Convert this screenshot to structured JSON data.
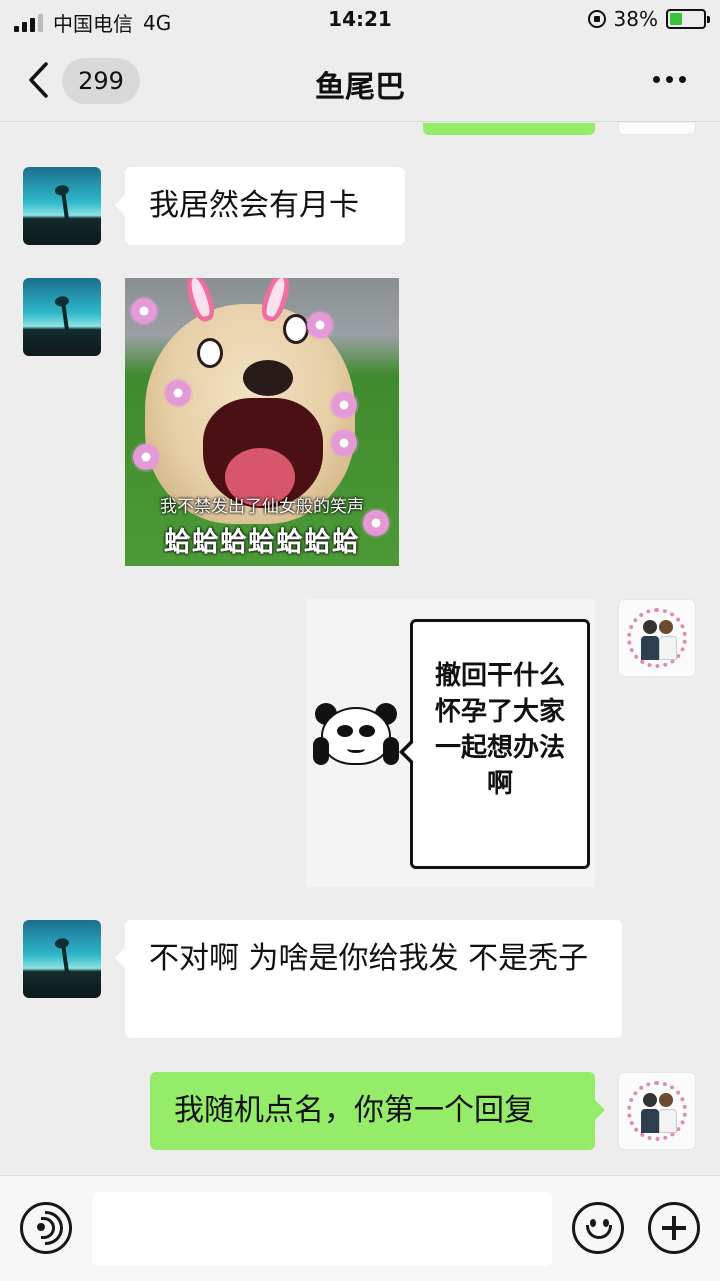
{
  "status_bar": {
    "carrier": "中国电信",
    "network": "4G",
    "time": "14:21",
    "battery_percent": "38%",
    "battery_level": 0.38,
    "icons": [
      "signal-icon",
      "rotation-lock-icon",
      "battery-charging-icon"
    ]
  },
  "nav": {
    "unread_count": "299",
    "title": "鱼尾巴",
    "icons": [
      "back-arrow-icon",
      "more-options-icon"
    ]
  },
  "messages": [
    {
      "side": "left",
      "type": "text",
      "text": "我居然会有月卡"
    },
    {
      "side": "left",
      "type": "sticker",
      "caption_line1": "我不禁发出了仙女般的笑声",
      "caption_line2": "蛤蛤蛤蛤蛤蛤蛤"
    },
    {
      "side": "right",
      "type": "sticker",
      "text": "撤回干什么 怀孕了大家一起想办法啊"
    },
    {
      "side": "left",
      "type": "text",
      "text": "不对啊 为啥是你给我发 不是秃子"
    },
    {
      "side": "right",
      "type": "text",
      "text": "我随机点名，你第一个回复"
    }
  ],
  "input_bar": {
    "icons": [
      "voice-icon",
      "emoji-icon",
      "plus-icon"
    ]
  },
  "colors": {
    "background": "#ededed",
    "my_bubble": "#95ec69",
    "their_bubble": "#ffffff",
    "battery_fill": "#3cc33c"
  }
}
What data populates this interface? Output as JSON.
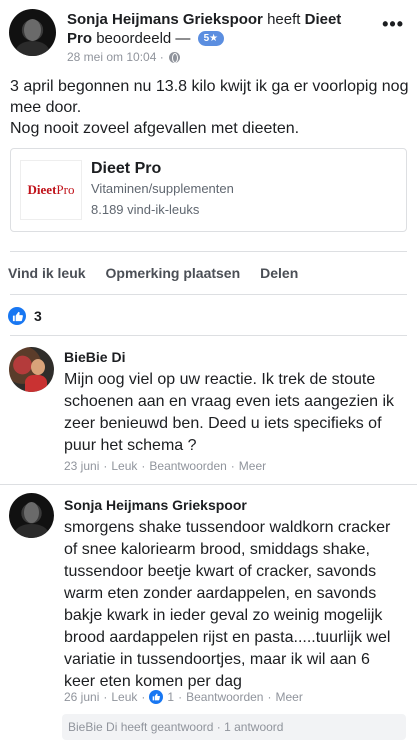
{
  "post": {
    "author": "Sonja Heijmans Griekspoor",
    "action": "heeft",
    "page": "Dieet Pro",
    "verb": "beoordeeld —",
    "rating_badge": "5★",
    "timestamp": "28 mei om 10:04 ·",
    "more": "•••",
    "text": "3 april begonnen nu 13.8 kilo kwijt ik ga er voorlopig nog mee door.\nNog nooit zoveel afgevallen met dieeten."
  },
  "page_card": {
    "logo_text_bold": "Dieet",
    "logo_text": "Pro",
    "name": "Dieet Pro",
    "category": "Vitaminen/supplementen",
    "likes": "8.189 vind-ik-leuks"
  },
  "actions": {
    "like": "Vind ik leuk",
    "comment": "Opmerking plaatsen",
    "share": "Delen"
  },
  "reactions": {
    "count": "3"
  },
  "comments": [
    {
      "name": "BieBie Di",
      "text": "Mijn oog viel op uw reactie. Ik trek de stoute schoenen aan en vraag even iets aangezien ik zeer benieuwd ben. Deed u iets specifieks of puur het schema ?",
      "date": "23 juni",
      "like": "Leuk",
      "reply": "Beantwoorden",
      "more": "Meer"
    },
    {
      "name": "Sonja Heijmans Griekspoor",
      "text": "smorgens shake tussendoor waldkorn cracker of snee kaloriearm brood, smiddags shake, tussendoor beetje kwart of cracker, savonds warm eten zonder aardappelen, en savonds bakje kwark in ieder geval zo weinig mogelijk brood aardappelen rijst en pasta.....tuurlijk wel variatie in tussendoortjes, maar ik wil aan 6 keer eten komen per dag",
      "date": "26 juni",
      "like": "Leuk",
      "like_count": "1",
      "reply": "Beantwoorden",
      "more": "Meer"
    }
  ],
  "reply_summary": "BieBie Di heeft geantwoord · 1 antwoord"
}
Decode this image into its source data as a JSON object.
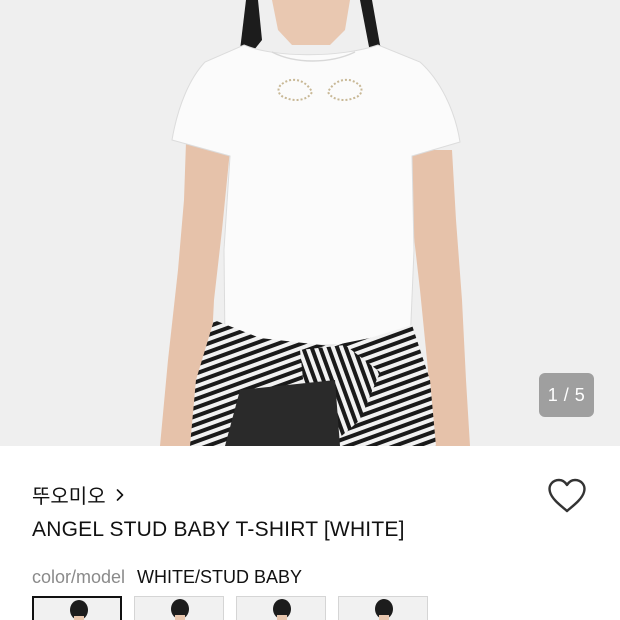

- **TASK PROMPT**
Exclude the pictures and repeat every other part of the records word for word.

- **THE ANSWER**
Convert this screenshot to structured JSON data.
{
  "status_bar": {
    "carrier": "中国电信",
    "network": "4G",
    "time": "14:21",
    "battery_percent": "38%",
    "battery_level": 0.38,
    "icons": [
      "signal-icon",
      "rotation-lock-icon",
      "battery-charging-icon"
    ]
  },
  "nav": {
    "unread_count": "299",
    "title": "鱼尾巴",
    "icons": [
      "back-arrow-icon",
      "more-options-icon"
    ]
  },
  "messages": [
    {
      "side": "left",
      "type": "text",
      "text": "我居然会有月卡"
    },
    {
      "side": "left",
      "type": "sticker",
      "caption_line1": "我不禁发出了仙女般的笑声",
      "caption_line2": "蛤蛤蛤蛤蛤蛤蛤"
    },
    {
      "side": "right",
      "type": "sticker",
      "text": "撤回干什么 怀孕了大家一起想办法啊"
    },
    {
      "side": "left",
      "type": "text",
      "text": "不对啊 为啥是你给我发 不是秃子"
    },
    {
      "side": "right",
      "type": "text",
      "text": "我随机点名，你第一个回复"
    }
  ],
  "input_bar": {
    "icons": [
      "voice-icon",
      "emoji-icon",
      "plus-icon"
    ]
  },
  "colors": {
    "background": "#ededed",
    "my_bubble": "#95ec69",
    "their_bubble": "#ffffff",
    "battery_fill": "#3cc33c"
  }
}
What data populates this interface? Output as JSON.
{
  "post": {
    "author": "Sonja Heijmans Griekspoor",
    "action": "heeft",
    "page": "Dieet Pro",
    "verb": "beoordeeld —",
    "rating_badge": "5★",
    "timestamp": "28 mei om 10:04 ·",
    "more": "•••",
    "text": "3 april begonnen nu 13.8 kilo kwijt ik ga er voorlopig nog mee door.\nNog nooit zoveel afgevallen met dieeten."
  },
  "page_card": {
    "logo_text_bold": "Dieet",
    "logo_text": "Pro",
    "name": "Dieet Pro",
    "category": "Vitaminen/supplementen",
    "likes": "8.189 vind-ik-leuks"
  },
  "actions": {
    "like": "Vind ik leuk",
    "comment": "Opmerking plaatsen",
    "share": "Delen"
  },
  "reactions": {
    "count": "3"
  },
  "comments": [
    {
      "name": "BieBie Di",
      "text": "Mijn oog viel op uw reactie. Ik trek de stoute schoenen aan en vraag even iets aangezien ik zeer benieuwd ben. Deed u iets specifieks of puur het schema ?",
      "date": "23 juni",
      "like": "Leuk",
      "reply": "Beantwoorden",
      "more": "Meer"
    },
    {
      "name": "Sonja Heijmans Griekspoor",
      "text": "smorgens shake tussendoor waldkorn cracker of snee kaloriearm brood, smiddags shake, tussendoor beetje kwart of cracker, savonds warm eten zonder aardappelen, en savonds bakje kwark in ieder geval zo weinig mogelijk brood aardappelen rijst en pasta.....tuurlijk wel variatie in tussendoortjes, maar ik wil aan 6 keer eten komen per dag",
      "date": "26 juni",
      "like": "Leuk",
      "like_count": "1",
      "reply": "Beantwoorden",
      "more": "Meer"
    }
  ],
  "reply_summary": "BieBie Di heeft geantwoord · 1 antwoord"
}
Decode this image into its source data as a JSON object.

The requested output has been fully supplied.